Extracted records

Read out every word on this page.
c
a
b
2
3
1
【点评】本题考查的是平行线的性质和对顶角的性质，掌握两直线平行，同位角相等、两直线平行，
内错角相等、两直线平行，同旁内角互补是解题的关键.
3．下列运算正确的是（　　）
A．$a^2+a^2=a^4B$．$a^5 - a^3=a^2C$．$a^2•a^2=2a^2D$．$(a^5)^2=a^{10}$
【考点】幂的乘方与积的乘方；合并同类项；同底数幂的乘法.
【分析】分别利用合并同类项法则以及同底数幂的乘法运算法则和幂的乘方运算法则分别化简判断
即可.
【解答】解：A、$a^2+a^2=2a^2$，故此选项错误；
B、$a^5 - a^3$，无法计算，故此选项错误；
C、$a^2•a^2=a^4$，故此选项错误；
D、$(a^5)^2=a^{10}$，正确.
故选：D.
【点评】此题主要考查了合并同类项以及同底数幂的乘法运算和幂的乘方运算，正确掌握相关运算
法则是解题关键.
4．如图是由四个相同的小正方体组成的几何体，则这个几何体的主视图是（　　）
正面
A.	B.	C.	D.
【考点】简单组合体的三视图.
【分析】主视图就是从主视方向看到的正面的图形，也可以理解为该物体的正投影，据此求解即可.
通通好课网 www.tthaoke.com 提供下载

Instruction –
Make a verbatim copy of every entry shown above.

Worked answer –
Read out every word on this page.
c
a
b
2
3
1
【点评】本题考查的是平行线的性质和对顶角的性质，掌握两直线平行，同位角相等、两直线平行，
内错角相等、两直线平行，同旁内角互补是解题的关键.
3．下列运算正确的是（　　）
A．$a^2+a^2=a^4B$．$a^5 - a^3=a^2C$．$a^2•a^2=2a^2D$．$(a^5)^2=a^{10}$
【考点】幂的乘方与积的乘方；合并同类项；同底数幂的乘法.
【分析】分别利用合并同类项法则以及同底数幂的乘法运算法则和幂的乘方运算法则分别化简判断
即可.
【解答】解：A、$a^2+a^2=2a^2$，故此选项错误；
B、$a^5 - a^3$，无法计算，故此选项错误；
C、$a^2•a^2=a^4$，故此选项错误；
D、$(a^5)^2=a^{10}$，正确.
故选：D.
【点评】此题主要考查了合并同类项以及同底数幂的乘法运算和幂的乘方运算，正确掌握相关运算
法则是解题关键.
4．如图是由四个相同的小正方体组成的几何体，则这个几何体的主视图是（　　）
正面
A.	B.	C.	D.
【考点】简单组合体的三视图.
【分析】主视图就是从主视方向看到的正面的图形，也可以理解为该物体的正投影，据此求解即可.
通通好课网 www.tthaoke.com 提供下载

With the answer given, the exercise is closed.